**EXERCISE BRIEF:** In the material below, list every line carrying the string "Aurora".
-- PROVIDED RECORDS start --
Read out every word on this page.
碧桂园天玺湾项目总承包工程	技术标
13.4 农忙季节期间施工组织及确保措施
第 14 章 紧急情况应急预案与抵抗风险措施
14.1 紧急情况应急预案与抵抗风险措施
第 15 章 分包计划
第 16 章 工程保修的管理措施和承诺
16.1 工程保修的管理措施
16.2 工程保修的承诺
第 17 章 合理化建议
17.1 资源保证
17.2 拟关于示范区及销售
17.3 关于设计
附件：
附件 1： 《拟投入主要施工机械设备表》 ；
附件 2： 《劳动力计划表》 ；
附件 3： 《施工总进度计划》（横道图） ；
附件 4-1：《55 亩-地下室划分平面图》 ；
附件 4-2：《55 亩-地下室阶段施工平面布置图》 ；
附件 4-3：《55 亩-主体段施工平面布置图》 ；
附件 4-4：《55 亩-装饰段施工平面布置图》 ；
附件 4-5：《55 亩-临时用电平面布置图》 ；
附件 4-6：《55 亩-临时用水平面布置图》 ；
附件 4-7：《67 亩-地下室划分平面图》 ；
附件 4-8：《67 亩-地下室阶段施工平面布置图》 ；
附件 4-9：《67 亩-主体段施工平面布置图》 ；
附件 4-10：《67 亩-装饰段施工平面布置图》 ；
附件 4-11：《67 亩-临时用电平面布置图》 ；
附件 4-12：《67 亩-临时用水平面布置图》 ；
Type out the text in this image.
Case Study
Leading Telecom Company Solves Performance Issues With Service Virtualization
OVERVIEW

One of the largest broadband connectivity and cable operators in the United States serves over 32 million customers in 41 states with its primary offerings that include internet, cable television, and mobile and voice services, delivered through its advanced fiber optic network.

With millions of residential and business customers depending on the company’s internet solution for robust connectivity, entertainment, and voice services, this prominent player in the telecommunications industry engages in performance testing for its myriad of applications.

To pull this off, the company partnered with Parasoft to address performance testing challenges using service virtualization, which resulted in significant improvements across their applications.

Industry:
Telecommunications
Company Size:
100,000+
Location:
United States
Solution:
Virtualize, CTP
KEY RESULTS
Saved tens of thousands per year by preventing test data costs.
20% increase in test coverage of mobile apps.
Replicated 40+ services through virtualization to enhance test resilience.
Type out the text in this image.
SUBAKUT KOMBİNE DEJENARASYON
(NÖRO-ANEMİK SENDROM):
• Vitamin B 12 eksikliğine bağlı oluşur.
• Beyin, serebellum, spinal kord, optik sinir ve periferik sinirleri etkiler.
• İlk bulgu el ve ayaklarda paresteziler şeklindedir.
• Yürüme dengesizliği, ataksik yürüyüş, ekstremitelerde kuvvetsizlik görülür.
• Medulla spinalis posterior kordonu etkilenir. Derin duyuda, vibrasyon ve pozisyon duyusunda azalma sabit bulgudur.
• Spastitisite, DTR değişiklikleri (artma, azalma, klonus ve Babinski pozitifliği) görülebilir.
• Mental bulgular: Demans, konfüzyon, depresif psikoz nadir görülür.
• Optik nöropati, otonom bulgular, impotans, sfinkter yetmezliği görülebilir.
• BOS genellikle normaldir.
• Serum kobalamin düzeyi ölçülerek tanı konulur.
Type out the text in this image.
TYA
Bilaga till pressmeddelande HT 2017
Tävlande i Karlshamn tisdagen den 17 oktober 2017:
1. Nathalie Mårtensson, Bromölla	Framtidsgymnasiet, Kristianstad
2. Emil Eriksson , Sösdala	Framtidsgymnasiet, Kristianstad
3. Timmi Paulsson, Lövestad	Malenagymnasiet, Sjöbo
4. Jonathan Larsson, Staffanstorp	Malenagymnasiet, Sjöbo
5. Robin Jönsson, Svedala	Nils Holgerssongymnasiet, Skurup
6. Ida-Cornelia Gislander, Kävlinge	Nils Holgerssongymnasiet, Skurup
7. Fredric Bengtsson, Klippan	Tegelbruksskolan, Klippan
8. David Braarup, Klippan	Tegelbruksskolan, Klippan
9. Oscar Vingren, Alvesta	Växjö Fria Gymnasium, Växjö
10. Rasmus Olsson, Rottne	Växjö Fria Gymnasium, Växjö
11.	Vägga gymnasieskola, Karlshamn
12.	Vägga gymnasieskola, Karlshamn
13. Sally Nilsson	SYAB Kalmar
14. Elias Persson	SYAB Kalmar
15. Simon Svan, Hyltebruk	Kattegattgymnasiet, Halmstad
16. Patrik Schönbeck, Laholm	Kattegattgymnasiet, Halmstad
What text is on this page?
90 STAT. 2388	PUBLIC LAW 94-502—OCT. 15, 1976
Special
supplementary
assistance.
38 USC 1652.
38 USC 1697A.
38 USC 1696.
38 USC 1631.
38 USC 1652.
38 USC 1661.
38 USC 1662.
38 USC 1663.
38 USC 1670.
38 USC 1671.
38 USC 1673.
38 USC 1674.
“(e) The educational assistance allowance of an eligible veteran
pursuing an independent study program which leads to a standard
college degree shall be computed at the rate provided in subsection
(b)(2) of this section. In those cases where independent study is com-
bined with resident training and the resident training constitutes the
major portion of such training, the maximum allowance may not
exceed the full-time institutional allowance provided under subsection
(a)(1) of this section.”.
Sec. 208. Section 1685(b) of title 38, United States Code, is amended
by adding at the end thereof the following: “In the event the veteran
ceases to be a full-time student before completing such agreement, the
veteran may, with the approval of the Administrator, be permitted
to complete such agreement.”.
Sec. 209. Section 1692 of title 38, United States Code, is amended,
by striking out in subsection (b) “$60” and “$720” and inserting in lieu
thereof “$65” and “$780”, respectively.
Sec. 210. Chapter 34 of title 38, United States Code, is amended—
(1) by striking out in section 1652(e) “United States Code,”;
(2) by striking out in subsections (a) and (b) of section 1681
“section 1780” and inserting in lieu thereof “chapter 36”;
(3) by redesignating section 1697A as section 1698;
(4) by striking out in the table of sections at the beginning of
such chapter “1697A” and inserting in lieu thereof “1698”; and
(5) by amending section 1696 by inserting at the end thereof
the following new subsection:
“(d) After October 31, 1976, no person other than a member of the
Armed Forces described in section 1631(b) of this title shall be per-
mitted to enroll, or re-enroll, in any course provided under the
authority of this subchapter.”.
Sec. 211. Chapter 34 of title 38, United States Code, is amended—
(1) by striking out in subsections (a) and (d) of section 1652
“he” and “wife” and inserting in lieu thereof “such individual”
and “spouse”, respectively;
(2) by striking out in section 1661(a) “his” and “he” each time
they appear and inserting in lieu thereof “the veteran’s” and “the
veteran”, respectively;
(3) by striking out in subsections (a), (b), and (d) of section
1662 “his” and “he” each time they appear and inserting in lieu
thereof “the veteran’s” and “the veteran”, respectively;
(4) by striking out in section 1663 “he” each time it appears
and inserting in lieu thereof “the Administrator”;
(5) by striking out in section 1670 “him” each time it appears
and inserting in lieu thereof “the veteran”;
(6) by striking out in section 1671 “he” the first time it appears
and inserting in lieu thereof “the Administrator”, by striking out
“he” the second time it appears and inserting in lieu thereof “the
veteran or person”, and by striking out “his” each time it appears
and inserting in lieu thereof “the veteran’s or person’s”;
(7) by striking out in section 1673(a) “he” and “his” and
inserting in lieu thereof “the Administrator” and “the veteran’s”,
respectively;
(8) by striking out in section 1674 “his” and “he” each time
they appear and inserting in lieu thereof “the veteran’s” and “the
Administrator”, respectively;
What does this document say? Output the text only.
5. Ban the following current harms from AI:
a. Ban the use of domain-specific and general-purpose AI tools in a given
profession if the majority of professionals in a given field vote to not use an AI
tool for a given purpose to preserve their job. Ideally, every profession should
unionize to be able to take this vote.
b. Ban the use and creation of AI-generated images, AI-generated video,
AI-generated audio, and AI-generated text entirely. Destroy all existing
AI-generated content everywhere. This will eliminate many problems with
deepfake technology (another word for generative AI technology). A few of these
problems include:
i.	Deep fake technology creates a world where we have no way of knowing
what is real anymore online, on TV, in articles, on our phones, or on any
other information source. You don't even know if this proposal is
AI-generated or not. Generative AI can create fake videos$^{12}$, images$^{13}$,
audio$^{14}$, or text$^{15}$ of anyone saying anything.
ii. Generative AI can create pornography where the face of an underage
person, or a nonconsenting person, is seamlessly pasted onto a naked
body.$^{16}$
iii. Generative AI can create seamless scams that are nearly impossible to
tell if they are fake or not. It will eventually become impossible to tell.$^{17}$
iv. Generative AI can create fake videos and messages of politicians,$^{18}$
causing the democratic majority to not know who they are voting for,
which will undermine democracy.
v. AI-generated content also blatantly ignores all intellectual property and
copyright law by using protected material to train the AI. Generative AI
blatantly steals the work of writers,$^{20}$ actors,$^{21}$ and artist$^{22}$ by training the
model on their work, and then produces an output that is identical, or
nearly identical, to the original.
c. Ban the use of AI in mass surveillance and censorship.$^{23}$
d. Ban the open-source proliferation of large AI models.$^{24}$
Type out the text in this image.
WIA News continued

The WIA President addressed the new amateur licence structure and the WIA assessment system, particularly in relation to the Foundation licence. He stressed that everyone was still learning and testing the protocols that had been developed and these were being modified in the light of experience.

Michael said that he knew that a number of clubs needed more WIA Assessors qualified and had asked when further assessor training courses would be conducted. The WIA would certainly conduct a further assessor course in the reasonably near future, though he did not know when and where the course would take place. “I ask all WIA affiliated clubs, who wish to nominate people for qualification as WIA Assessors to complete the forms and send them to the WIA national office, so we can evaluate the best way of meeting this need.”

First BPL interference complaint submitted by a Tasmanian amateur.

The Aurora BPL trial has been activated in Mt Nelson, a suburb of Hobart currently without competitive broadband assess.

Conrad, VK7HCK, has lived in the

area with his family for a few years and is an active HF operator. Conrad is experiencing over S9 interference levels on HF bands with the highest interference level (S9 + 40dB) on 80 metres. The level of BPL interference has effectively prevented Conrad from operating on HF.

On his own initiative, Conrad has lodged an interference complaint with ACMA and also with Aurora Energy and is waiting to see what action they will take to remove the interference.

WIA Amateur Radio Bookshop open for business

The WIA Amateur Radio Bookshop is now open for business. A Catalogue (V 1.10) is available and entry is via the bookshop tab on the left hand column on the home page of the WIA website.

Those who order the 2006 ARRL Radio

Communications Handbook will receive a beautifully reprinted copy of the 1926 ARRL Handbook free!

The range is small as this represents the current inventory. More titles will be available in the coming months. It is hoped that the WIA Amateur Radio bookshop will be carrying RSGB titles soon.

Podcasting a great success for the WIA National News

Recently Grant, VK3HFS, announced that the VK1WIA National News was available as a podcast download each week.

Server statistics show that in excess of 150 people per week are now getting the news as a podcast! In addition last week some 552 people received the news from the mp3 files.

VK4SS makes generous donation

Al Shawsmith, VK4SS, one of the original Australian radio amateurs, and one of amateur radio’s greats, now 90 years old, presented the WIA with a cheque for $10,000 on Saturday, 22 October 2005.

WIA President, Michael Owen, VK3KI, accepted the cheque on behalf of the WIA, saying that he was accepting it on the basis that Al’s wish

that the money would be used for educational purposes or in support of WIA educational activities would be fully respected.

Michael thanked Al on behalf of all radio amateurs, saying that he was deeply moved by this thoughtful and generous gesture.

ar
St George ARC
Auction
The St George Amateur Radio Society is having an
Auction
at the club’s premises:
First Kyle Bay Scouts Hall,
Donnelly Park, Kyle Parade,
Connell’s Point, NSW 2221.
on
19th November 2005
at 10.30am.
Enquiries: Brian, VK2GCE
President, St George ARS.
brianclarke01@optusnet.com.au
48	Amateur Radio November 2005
-- PROVIDED RECORDS end --
**SOLUTION FOR THIS TASK:**
The Aurora BPL trial has been activated in Mt Nelson, a suburb of Hobart currently without competitive broadband assess.
On his own initiative, Conrad has lodged an interference complaint with ACMA and also with Aurora Energy and is waiting to see what action they will take to remove the interference.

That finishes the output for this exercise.